EXTRACTED ENTRIES –
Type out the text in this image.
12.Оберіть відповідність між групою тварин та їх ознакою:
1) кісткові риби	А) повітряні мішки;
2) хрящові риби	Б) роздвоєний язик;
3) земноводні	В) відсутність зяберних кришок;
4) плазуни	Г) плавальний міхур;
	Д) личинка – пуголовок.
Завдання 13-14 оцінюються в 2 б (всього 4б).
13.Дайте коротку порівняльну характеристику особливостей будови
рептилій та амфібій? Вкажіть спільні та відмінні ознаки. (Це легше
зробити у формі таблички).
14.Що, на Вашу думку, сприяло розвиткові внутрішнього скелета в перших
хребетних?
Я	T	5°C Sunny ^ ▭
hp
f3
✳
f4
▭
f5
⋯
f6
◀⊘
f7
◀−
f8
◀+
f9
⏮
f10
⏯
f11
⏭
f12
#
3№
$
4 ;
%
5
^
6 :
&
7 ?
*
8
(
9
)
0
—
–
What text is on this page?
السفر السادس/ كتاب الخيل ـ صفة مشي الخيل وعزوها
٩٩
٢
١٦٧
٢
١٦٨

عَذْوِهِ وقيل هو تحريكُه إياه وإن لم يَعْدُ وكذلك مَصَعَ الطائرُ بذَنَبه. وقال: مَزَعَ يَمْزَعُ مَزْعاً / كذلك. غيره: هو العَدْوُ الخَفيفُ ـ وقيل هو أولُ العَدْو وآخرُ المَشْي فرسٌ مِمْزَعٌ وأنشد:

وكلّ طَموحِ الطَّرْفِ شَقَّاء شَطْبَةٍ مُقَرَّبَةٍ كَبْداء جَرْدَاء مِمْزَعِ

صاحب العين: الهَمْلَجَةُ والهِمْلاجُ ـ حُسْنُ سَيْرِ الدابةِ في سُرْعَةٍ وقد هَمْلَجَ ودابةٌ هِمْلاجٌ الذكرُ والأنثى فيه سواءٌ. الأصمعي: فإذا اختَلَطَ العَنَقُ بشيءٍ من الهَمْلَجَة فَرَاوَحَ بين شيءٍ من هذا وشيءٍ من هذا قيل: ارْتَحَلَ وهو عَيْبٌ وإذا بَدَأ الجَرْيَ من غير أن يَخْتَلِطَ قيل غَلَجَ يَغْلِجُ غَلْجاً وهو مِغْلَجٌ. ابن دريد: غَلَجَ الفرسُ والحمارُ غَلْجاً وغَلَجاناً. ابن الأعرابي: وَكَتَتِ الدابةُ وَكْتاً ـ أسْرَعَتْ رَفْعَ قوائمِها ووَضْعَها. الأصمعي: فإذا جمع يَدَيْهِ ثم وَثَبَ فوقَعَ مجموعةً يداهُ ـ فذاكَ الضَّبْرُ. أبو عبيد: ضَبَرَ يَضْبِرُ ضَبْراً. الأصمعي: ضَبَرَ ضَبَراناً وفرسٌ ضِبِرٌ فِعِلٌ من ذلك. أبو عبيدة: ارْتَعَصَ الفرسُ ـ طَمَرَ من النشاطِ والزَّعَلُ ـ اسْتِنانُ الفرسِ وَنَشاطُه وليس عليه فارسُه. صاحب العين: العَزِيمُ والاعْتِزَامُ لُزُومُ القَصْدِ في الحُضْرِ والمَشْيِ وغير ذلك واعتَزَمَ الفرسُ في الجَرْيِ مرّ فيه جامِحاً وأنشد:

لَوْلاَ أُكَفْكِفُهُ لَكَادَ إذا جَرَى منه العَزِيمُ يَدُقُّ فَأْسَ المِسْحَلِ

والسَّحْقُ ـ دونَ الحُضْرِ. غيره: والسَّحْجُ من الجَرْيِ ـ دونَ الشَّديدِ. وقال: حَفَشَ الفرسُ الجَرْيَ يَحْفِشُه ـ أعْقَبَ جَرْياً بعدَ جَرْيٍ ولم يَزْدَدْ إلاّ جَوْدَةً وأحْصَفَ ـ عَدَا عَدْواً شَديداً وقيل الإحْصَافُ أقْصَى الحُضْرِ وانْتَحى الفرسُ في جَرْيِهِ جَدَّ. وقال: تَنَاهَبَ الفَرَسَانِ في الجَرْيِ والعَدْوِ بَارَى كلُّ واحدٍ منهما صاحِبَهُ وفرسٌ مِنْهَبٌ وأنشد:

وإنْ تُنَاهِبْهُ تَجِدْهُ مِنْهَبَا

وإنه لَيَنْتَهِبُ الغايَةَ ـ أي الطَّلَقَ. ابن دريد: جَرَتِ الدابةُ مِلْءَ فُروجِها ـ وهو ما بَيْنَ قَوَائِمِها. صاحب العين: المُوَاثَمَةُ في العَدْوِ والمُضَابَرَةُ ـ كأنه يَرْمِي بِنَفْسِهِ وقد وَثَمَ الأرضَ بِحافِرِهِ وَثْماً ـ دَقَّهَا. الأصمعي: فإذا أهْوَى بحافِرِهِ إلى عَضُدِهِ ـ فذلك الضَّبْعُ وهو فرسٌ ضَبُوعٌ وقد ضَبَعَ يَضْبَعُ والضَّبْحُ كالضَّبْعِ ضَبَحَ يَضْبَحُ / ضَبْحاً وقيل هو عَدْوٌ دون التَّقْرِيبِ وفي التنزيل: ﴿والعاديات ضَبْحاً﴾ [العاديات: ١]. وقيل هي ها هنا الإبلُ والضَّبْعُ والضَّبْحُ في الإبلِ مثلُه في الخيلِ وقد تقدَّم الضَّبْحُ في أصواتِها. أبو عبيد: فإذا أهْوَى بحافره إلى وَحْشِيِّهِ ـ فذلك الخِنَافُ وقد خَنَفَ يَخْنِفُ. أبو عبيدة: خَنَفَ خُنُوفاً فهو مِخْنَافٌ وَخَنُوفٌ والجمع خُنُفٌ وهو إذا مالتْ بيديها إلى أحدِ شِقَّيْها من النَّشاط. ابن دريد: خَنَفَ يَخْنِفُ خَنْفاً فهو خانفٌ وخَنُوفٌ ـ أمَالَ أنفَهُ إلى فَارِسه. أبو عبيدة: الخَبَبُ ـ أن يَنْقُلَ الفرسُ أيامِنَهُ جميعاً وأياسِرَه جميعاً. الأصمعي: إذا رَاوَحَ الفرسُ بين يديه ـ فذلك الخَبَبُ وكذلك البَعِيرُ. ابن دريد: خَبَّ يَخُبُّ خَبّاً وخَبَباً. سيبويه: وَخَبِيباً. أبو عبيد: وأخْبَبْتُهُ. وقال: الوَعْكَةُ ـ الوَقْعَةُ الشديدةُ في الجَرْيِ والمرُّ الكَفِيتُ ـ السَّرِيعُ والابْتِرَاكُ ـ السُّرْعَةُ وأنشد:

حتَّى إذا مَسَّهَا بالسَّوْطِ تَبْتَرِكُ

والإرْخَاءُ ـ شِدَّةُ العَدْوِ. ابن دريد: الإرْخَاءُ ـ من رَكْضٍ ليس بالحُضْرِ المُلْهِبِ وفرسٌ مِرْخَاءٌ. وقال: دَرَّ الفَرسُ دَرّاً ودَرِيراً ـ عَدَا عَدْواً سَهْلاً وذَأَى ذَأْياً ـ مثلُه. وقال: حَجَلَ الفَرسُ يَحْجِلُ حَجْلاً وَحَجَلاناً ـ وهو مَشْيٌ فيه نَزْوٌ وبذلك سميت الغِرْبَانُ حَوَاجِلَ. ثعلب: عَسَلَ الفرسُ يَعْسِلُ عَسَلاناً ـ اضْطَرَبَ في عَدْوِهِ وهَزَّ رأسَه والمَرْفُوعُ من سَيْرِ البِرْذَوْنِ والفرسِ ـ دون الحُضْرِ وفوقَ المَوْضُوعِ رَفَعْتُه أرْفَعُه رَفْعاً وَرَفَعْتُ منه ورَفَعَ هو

YOUR GOAL – Using the data above, return each line exactly as written.

FULL OUTPUT –
Type out the text in this image.
12.Оберіть відповідність між групою тварин та їх ознакою:
1) кісткові риби	А) повітряні мішки;
2) хрящові риби	Б) роздвоєний язик;
3) земноводні	В) відсутність зяберних кришок;
4) плазуни	Г) плавальний міхур;
	Д) личинка – пуголовок.
Завдання 13-14 оцінюються в 2 б (всього 4б).
13.Дайте коротку порівняльну характеристику особливостей будови
рептилій та амфібій? Вкажіть спільні та відмінні ознаки. (Це легше
зробити у формі таблички).
14.Що, на Вашу думку, сприяло розвиткові внутрішнього скелета в перших
хребетних?
Я	T	5°C Sunny ^ ▭
hp
f3
✳
f4
▭
f5
⋯
f6
◀⊘
f7
◀−
f8
◀+
f9
⏮
f10
⏯
f11
⏭
f12
#
3№
$
4 ;
%
5
^
6 :
&
7 ?
*
8
(
9
)
0
—
–
What text is on this page?
السفر السادس/ كتاب الخيل ـ صفة مشي الخيل وعزوها
٩٩
٢
١٦٧
٢
١٦٨

عَذْوِهِ وقيل هو تحريكُه إياه وإن لم يَعْدُ وكذلك مَصَعَ الطائرُ بذَنَبه. وقال: مَزَعَ يَمْزَعُ مَزْعاً / كذلك. غيره: هو العَدْوُ الخَفيفُ ـ وقيل هو أولُ العَدْو وآخرُ المَشْي فرسٌ مِمْزَعٌ وأنشد:

وكلّ طَموحِ الطَّرْفِ شَقَّاء شَطْبَةٍ مُقَرَّبَةٍ كَبْداء جَرْدَاء مِمْزَعِ

صاحب العين: الهَمْلَجَةُ والهِمْلاجُ ـ حُسْنُ سَيْرِ الدابةِ في سُرْعَةٍ وقد هَمْلَجَ ودابةٌ هِمْلاجٌ الذكرُ والأنثى فيه سواءٌ. الأصمعي: فإذا اختَلَطَ العَنَقُ بشيءٍ من الهَمْلَجَة فَرَاوَحَ بين شيءٍ من هذا وشيءٍ من هذا قيل: ارْتَحَلَ وهو عَيْبٌ وإذا بَدَأ الجَرْيَ من غير أن يَخْتَلِطَ قيل غَلَجَ يَغْلِجُ غَلْجاً وهو مِغْلَجٌ. ابن دريد: غَلَجَ الفرسُ والحمارُ غَلْجاً وغَلَجاناً. ابن الأعرابي: وَكَتَتِ الدابةُ وَكْتاً ـ أسْرَعَتْ رَفْعَ قوائمِها ووَضْعَها. الأصمعي: فإذا جمع يَدَيْهِ ثم وَثَبَ فوقَعَ مجموعةً يداهُ ـ فذاكَ الضَّبْرُ. أبو عبيد: ضَبَرَ يَضْبِرُ ضَبْراً. الأصمعي: ضَبَرَ ضَبَراناً وفرسٌ ضِبِرٌ فِعِلٌ من ذلك. أبو عبيدة: ارْتَعَصَ الفرسُ ـ طَمَرَ من النشاطِ والزَّعَلُ ـ اسْتِنانُ الفرسِ وَنَشاطُه وليس عليه فارسُه. صاحب العين: العَزِيمُ والاعْتِزَامُ لُزُومُ القَصْدِ في الحُضْرِ والمَشْيِ وغير ذلك واعتَزَمَ الفرسُ في الجَرْيِ مرّ فيه جامِحاً وأنشد:

لَوْلاَ أُكَفْكِفُهُ لَكَادَ إذا جَرَى منه العَزِيمُ يَدُقُّ فَأْسَ المِسْحَلِ

والسَّحْقُ ـ دونَ الحُضْرِ. غيره: والسَّحْجُ من الجَرْيِ ـ دونَ الشَّديدِ. وقال: حَفَشَ الفرسُ الجَرْيَ يَحْفِشُه ـ أعْقَبَ جَرْياً بعدَ جَرْيٍ ولم يَزْدَدْ إلاّ جَوْدَةً وأحْصَفَ ـ عَدَا عَدْواً شَديداً وقيل الإحْصَافُ أقْصَى الحُضْرِ وانْتَحى الفرسُ في جَرْيِهِ جَدَّ. وقال: تَنَاهَبَ الفَرَسَانِ في الجَرْيِ والعَدْوِ بَارَى كلُّ واحدٍ منهما صاحِبَهُ وفرسٌ مِنْهَبٌ وأنشد:

وإنْ تُنَاهِبْهُ تَجِدْهُ مِنْهَبَا

وإنه لَيَنْتَهِبُ الغايَةَ ـ أي الطَّلَقَ. ابن دريد: جَرَتِ الدابةُ مِلْءَ فُروجِها ـ وهو ما بَيْنَ قَوَائِمِها. صاحب العين: المُوَاثَمَةُ في العَدْوِ والمُضَابَرَةُ ـ كأنه يَرْمِي بِنَفْسِهِ وقد وَثَمَ الأرضَ بِحافِرِهِ وَثْماً ـ دَقَّهَا. الأصمعي: فإذا أهْوَى بحافِرِهِ إلى عَضُدِهِ ـ فذلك الضَّبْعُ وهو فرسٌ ضَبُوعٌ وقد ضَبَعَ يَضْبَعُ والضَّبْحُ كالضَّبْعِ ضَبَحَ يَضْبَحُ / ضَبْحاً وقيل هو عَدْوٌ دون التَّقْرِيبِ وفي التنزيل: ﴿والعاديات ضَبْحاً﴾ [العاديات: ١]. وقيل هي ها هنا الإبلُ والضَّبْعُ والضَّبْحُ في الإبلِ مثلُه في الخيلِ وقد تقدَّم الضَّبْحُ في أصواتِها. أبو عبيد: فإذا أهْوَى بحافره إلى وَحْشِيِّهِ ـ فذلك الخِنَافُ وقد خَنَفَ يَخْنِفُ. أبو عبيدة: خَنَفَ خُنُوفاً فهو مِخْنَافٌ وَخَنُوفٌ والجمع خُنُفٌ وهو إذا مالتْ بيديها إلى أحدِ شِقَّيْها من النَّشاط. ابن دريد: خَنَفَ يَخْنِفُ خَنْفاً فهو خانفٌ وخَنُوفٌ ـ أمَالَ أنفَهُ إلى فَارِسه. أبو عبيدة: الخَبَبُ ـ أن يَنْقُلَ الفرسُ أيامِنَهُ جميعاً وأياسِرَه جميعاً. الأصمعي: إذا رَاوَحَ الفرسُ بين يديه ـ فذلك الخَبَبُ وكذلك البَعِيرُ. ابن دريد: خَبَّ يَخُبُّ خَبّاً وخَبَباً. سيبويه: وَخَبِيباً. أبو عبيد: وأخْبَبْتُهُ. وقال: الوَعْكَةُ ـ الوَقْعَةُ الشديدةُ في الجَرْيِ والمرُّ الكَفِيتُ ـ السَّرِيعُ والابْتِرَاكُ ـ السُّرْعَةُ وأنشد:

حتَّى إذا مَسَّهَا بالسَّوْطِ تَبْتَرِكُ

والإرْخَاءُ ـ شِدَّةُ العَدْوِ. ابن دريد: الإرْخَاءُ ـ من رَكْضٍ ليس بالحُضْرِ المُلْهِبِ وفرسٌ مِرْخَاءٌ. وقال: دَرَّ الفَرسُ دَرّاً ودَرِيراً ـ عَدَا عَدْواً سَهْلاً وذَأَى ذَأْياً ـ مثلُه. وقال: حَجَلَ الفَرسُ يَحْجِلُ حَجْلاً وَحَجَلاناً ـ وهو مَشْيٌ فيه نَزْوٌ وبذلك سميت الغِرْبَانُ حَوَاجِلَ. ثعلب: عَسَلَ الفرسُ يَعْسِلُ عَسَلاناً ـ اضْطَرَبَ في عَدْوِهِ وهَزَّ رأسَه والمَرْفُوعُ من سَيْرِ البِرْذَوْنِ والفرسِ ـ دون الحُضْرِ وفوقَ المَوْضُوعِ رَفَعْتُه أرْفَعُه رَفْعاً وَرَفَعْتُ منه ورَفَعَ هو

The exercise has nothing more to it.